Le Journal de Michel Perdrial

Le Journal de Michel Perdrial




Loïc Boyer
Je suis l’auteur de textes courts qui furent publiés depuis mil neuf cent quatre-vingt-quinze dans des revues littéraires en France (Supérieur Inconnu, Supplément d’Ame, Nouvelle Donne, Le Bord de l’Eau, Pris de Peur, l’Art du Bref, Sol’Air, Gros Textes, Salmigondis, Verso, Décharge, Bulle, Filigranes, Diérèse, Martobre, Comme ça et Autrement, (Cahier d’) Ecritures, La Nef des Fous), en Belgique (Traversées, Ecrits Vains, L’Arbre à Plumes, Inédit Nouveau, Bleu d’Encre), au Canada (Les Saisons Littéraires) et en Italie (Les Cahiers du Ru).
Les courageuses Editions du Chardon ont publié en mil neuf cent quatre-vingt-dix-neuf Erotica, un recueil de vingt-huit de ces textes, illustré par Isabelle Pio et Antoine Lopez et préfacé par Sarane Alexandrian, toujours disponible auprès de moi.
Je suis également l’auteur d’une pièce de théâtre et de plusieurs romans ou récits à ce jour inédits.
Depuis le onze novembre deux mille six, je publie mon Journal via Internet, un temps sous-titré Persiflages, moquages et autres énervages mâtinés de complimentages et de contentages. Sa première partie est lisible chez Eklablog, la deuxième ici.
Je vis au centre de Rouen dans un ancien monastère où autrefois les Sœurs de la Miséricorde se vouaient à l’éducation des jeunes filles.







Rss

8 novembre 2014


Ce jeudi six novembre, Leo Hussain, nouveau chef de l’Orchestre de l’Opéra de Rouen fait sa rentrée. Avant d’aller ouïr ça, je repasse une fois encore par la Zone A Défendre du Palais de Justice où je suis déjà venu deux ou trois fois en toute discrétion dans la journée, y rencontrant telle ou telle connaissance. Elle continue à s’étendre (on en est à construire dans les arbres) et reçoit de plus en plus de soutien, notamment de lycéen(ne)s de Jeanne-d’Arc, mais elle mérite désormais bien son nom car la plainte de Robert, Maire, Socialiste, a été reçue comme il convient par le Tribunal d’Instance. La menace d’évacuation se précise. Courageusement, les Céhéresses ont prévu d’attaquer de nuit.

▶ [Matériau extrait]
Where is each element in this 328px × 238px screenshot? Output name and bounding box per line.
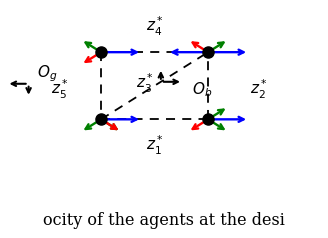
* * *
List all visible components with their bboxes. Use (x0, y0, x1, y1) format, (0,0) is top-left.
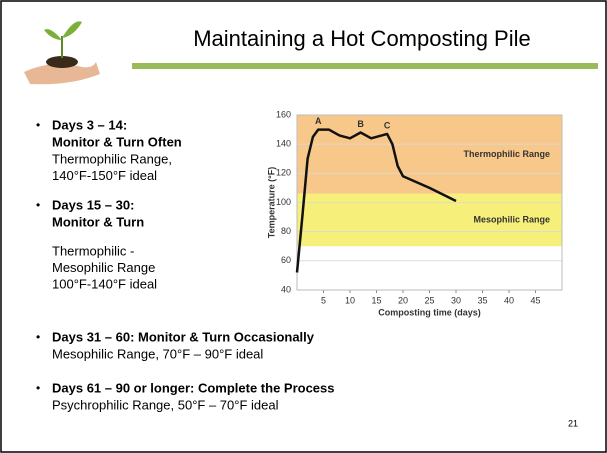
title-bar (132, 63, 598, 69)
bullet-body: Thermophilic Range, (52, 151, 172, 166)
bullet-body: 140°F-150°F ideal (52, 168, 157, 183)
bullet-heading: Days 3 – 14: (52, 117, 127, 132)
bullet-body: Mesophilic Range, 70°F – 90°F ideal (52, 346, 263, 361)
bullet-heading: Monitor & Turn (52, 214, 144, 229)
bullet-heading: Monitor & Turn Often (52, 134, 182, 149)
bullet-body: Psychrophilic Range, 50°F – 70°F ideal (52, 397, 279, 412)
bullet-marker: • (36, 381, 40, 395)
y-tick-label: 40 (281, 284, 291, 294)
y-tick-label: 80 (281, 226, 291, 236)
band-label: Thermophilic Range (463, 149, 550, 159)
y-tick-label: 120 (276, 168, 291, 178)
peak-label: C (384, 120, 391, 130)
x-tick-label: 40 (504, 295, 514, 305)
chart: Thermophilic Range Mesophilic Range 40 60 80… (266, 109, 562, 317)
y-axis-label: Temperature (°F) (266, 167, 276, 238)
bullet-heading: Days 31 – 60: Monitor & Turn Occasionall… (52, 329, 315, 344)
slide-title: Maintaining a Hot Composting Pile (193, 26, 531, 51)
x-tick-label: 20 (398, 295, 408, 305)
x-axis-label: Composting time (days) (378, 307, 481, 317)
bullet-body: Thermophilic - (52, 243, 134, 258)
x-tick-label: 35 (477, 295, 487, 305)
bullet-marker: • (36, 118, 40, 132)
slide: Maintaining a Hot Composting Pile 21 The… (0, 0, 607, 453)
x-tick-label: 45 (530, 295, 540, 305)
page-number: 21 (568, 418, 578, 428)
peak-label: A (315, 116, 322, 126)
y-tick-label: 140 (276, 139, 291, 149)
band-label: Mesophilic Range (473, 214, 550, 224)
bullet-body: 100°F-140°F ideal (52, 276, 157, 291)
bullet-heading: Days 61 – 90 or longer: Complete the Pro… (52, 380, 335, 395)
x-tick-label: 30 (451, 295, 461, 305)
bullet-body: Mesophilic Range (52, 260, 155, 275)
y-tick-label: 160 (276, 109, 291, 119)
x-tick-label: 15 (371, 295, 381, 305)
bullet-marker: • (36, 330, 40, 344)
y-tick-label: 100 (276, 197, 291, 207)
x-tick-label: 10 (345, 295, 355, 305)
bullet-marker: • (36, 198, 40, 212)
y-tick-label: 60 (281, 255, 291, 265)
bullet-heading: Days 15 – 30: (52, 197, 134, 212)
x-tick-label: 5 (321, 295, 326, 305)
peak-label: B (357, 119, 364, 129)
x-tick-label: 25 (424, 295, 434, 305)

▶ [Exercices à résoudre]
1) Répondez à ces questions sur le Journal de Michel Perdrial :
(a) Dans quelle ville se trouve l'ancien monastère mentionné ?
(b) Quelle maison d'édition a publié Erotica, et en quelle année ?
(c) Qui est le nouveau chef de l'Orchestre de l'Opéra de Rouen ?
2) Dans le Journal de Michel Perdrial, recopiez le passage qui s'ouvre sur les mots contenant « Depuis le onze » et se ferme sur « des jeunes filles. », en substituant « couvent » à « monastère ».
3) Poursuivez l'entrée du 8 novembre 2014 du Journal de Michel Perdrial à partir de sa dernière phrase.
Ce matériau n'intervient pas ici.

▶ [Réponses par exercice]
1)
(a) À Rouen, au centre de la ville.
(b) Les Editions du Chardon, en mil neuf cent quatre-vingt-dix-neuf.
(c) Leo Hussain.

2)
Depuis le onze novembre deux mille six, je publie mon Journal via Internet, un temps sous-titré Persiflages, moquages et autres énervages mâtinés de complimentages et de contentages. Sa première partie est lisible chez Eklablog, la deuxième ici.
Je vis au centre de Rouen dans un ancien couvent où autrefois les Sœurs de la Miséricorde se vouaient à l’éducation des jeunes filles.

3)
A l’Opéra, j’ai une place en corbeille bien décentrée. J’y vois un tiers des musicien(ne)s de trois quarts mais les entends en entier. Côté hommes, c’est ce soir un concert en cravate rouge. Celles-ci ont sans doute été fournies par la maison. Certains portent cette couleur mieux que d’autres. Côté femmes, la liberté d’habillement court toujours (en pantalon ou en robe longue de préférence). Le programme établi par le nouveau Maestro est cohérent et de qualité.
Après How slow the wind de Toru Takemitsu, inspirée par un poème d’Emily Dickinson, sont donnés les Sept Lieder de jeunesse d’Alban Berg chantés par la soprano Laura Nicorescu qui est bien applaudie à l’issue, puis après l’entracte, c’est la Symphonie numéro six dite Pastorale de Ludwig van Beethoven, dirigée d’une main sans baguette par un Leo Hussain que l’on suit avec plaisir dans une nature idyllique. Cette prestation lui vaut bien des rappels.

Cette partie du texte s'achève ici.